* What the task requires: Transcribe each of the rows below word for word, keeping every character unchanged.

Stored entries
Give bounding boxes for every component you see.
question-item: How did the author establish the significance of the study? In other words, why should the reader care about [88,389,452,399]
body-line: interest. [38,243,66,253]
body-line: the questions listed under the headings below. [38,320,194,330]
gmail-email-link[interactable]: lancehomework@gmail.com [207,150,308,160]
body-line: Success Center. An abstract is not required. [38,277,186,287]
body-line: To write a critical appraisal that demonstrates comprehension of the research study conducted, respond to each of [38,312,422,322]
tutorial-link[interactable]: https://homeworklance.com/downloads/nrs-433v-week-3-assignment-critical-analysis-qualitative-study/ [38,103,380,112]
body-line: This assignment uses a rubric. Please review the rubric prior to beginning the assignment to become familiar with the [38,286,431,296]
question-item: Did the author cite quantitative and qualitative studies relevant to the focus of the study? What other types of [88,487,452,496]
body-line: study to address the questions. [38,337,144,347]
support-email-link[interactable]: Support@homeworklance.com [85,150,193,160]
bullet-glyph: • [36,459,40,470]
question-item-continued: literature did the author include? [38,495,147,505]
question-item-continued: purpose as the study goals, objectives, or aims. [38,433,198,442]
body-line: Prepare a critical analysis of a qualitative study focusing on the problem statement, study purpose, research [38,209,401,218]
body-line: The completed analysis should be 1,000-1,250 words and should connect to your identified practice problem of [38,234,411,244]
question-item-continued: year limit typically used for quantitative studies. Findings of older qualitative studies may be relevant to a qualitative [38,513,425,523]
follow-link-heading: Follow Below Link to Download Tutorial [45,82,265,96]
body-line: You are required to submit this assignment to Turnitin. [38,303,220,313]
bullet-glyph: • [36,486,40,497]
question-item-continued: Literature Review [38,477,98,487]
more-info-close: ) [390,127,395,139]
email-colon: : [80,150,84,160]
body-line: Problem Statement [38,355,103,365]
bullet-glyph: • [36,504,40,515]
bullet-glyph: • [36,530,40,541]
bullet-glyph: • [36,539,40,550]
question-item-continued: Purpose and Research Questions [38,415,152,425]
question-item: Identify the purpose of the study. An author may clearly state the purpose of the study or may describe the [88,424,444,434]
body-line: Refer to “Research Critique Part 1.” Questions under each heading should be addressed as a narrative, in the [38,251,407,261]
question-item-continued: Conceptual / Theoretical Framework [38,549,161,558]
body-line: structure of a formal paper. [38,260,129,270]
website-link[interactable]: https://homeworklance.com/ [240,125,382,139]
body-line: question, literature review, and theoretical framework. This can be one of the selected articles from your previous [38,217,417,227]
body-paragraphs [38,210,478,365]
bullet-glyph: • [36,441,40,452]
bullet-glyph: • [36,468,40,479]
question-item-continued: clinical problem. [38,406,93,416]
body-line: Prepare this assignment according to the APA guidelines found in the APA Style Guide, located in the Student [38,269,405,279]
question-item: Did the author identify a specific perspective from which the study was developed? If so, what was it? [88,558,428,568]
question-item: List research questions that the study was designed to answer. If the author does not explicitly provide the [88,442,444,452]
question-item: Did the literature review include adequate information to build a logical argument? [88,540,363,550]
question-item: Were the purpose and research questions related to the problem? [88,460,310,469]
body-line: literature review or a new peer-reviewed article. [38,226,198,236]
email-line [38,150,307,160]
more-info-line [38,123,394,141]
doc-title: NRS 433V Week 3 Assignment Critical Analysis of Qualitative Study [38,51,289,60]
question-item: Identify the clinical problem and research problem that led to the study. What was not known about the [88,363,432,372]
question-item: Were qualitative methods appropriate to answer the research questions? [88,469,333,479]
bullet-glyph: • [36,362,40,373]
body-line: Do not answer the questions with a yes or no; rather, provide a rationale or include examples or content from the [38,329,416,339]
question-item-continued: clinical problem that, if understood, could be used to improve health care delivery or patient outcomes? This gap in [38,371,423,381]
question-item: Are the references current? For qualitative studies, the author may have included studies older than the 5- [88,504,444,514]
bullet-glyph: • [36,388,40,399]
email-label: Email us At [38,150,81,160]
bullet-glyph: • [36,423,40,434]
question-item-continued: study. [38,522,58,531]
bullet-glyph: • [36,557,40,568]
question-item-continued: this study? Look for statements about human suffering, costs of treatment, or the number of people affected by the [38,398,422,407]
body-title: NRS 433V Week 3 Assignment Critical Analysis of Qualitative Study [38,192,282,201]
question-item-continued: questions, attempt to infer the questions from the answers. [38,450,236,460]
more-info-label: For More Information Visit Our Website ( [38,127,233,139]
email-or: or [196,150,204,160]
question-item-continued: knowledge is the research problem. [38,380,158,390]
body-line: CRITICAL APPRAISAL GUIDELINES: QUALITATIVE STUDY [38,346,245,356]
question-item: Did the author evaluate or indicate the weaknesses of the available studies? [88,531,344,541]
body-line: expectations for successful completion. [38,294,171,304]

* Output below:
Give bounding boxes for every component you see.
question-item: How did the author establish the significance of the study? In other words, why should the reader care about [88,389,452,399]
body-line: interest. [38,243,66,253]
body-line: the questions listed under the headings below. [38,320,194,330]
gmail-email-link[interactable]: lancehomework@gmail.com [207,150,308,160]
body-line: Success Center. An abstract is not required. [38,277,186,287]
body-line: To write a critical appraisal that demonstrates comprehension of the research study conducted, respond to each of [38,312,422,322]
tutorial-link[interactable]: https://homeworklance.com/downloads/nrs-433v-week-3-assignment-critical-analysis-qualitative-study/ [38,103,380,112]
body-line: This assignment uses a rubric. Please review the rubric prior to beginning the assignment to become familiar with the [38,286,431,296]
question-item: Did the author cite quantitative and qualitative studies relevant to the focus of the study? What other types of [88,487,452,496]
body-line: study to address the questions. [38,337,144,347]
support-email-link[interactable]: Support@homeworklance.com [85,150,193,160]
bullet-glyph: • [36,459,40,470]
question-item-continued: literature did the author include? [38,495,147,505]
question-item-continued: purpose as the study goals, objectives, or aims. [38,433,198,442]
body-line: Prepare a critical analysis of a qualitative study focusing on the problem statement, study purpose, research [38,209,401,218]
body-line: The completed analysis should be 1,000-1,250 words and should connect to your identified practice problem of [38,234,411,244]
question-item-continued: year limit typically used for quantitative studies. Findings of older qualitative studies may be relevant to a qualitative [38,513,425,523]
follow-link-heading: Follow Below Link to Download Tutorial [45,82,265,96]
body-line: You are required to submit this assignment to Turnitin. [38,303,220,313]
bullet-glyph: • [36,486,40,497]
question-item-continued: Literature Review [38,477,98,487]
more-info-close: ) [390,127,395,139]
email-colon: : [80,150,84,160]
body-line: Problem Statement [38,355,103,365]
bullet-glyph: • [36,504,40,515]
bullet-glyph: • [36,530,40,541]
bullet-glyph: • [36,539,40,550]
question-item-continued: Purpose and Research Questions [38,415,152,425]
question-item: Identify the purpose of the study. An author may clearly state the purpose of the study or may describe the [88,424,444,434]
body-line: Refer to “Research Critique Part 1.” Questions under each heading should be addressed as a narrative, in the [38,251,407,261]
question-item-continued: Conceptual / Theoretical Framework [38,549,161,558]
body-line: structure of a formal paper. [38,260,129,270]
website-link[interactable]: https://homeworklance.com/ [240,125,382,139]
body-line: question, literature review, and theoretical framework. This can be one of the selected articles from your previous [38,217,417,227]
body-paragraphs [38,210,478,365]
bullet-glyph: • [36,441,40,452]
bullet-glyph: • [36,468,40,479]
question-item-continued: clinical problem. [38,406,93,416]
body-line: Prepare this assignment according to the APA guidelines found in the APA Style Guide, located in the Student [38,269,405,279]
question-item: Did the author identify a specific perspective from which the study was developed? If so, what was it? [88,558,428,568]
question-item: List research questions that the study was designed to answer. If the author does not explicitly provide the [88,442,444,452]
question-item: Did the literature review include adequate information to build a logical argument? [88,540,363,550]
question-item: Were the purpose and research questions related to the problem? [88,460,310,469]
body-line: literature review or a new peer-reviewed article. [38,226,198,236]
email-line [38,150,307,160]
more-info-line [38,123,394,141]
doc-title: NRS 433V Week 3 Assignment Critical Analysis of Qualitative Study [38,51,289,60]
question-item: Identify the clinical problem and research problem that led to the study. What was not known about the [88,363,432,372]
question-item: Were qualitative methods appropriate to answer the research questions? [88,469,333,479]
bullet-glyph: • [36,362,40,373]
body-line: Do not answer the questions with a yes or no; rather, provide a rationale or include examples or content from the [38,329,416,339]
question-item-continued: clinical problem that, if understood, could be used to improve health care delivery or patient outcomes? This gap in [38,371,423,381]
question-item: Are the references current? For qualitative studies, the author may have included studies older than the 5- [88,504,444,514]
bullet-glyph: • [36,388,40,399]
email-label: Email us At [38,150,81,160]
bullet-glyph: • [36,423,40,434]
question-item-continued: study. [38,522,58,531]
bullet-glyph: • [36,557,40,568]
question-item-continued: this study? Look for statements about human suffering, costs of treatment, or the number of people affected by the [38,398,422,407]
body-title: NRS 433V Week 3 Assignment Critical Analysis of Qualitative Study [38,192,282,201]
question-item-continued: questions, attempt to infer the questions from the answers. [38,450,236,460]
more-info-label: For More Information Visit Our Website ( [38,127,233,139]
email-or: or [196,150,204,160]
question-item-continued: knowledge is the research problem. [38,380,158,390]
body-line: CRITICAL APPRAISAL GUIDELINES: QUALITATIVE STUDY [38,346,245,356]
question-item: Did the author evaluate or indicate the weaknesses of the available studies? [88,531,344,541]
body-line: expectations for successful completion. [38,294,171,304]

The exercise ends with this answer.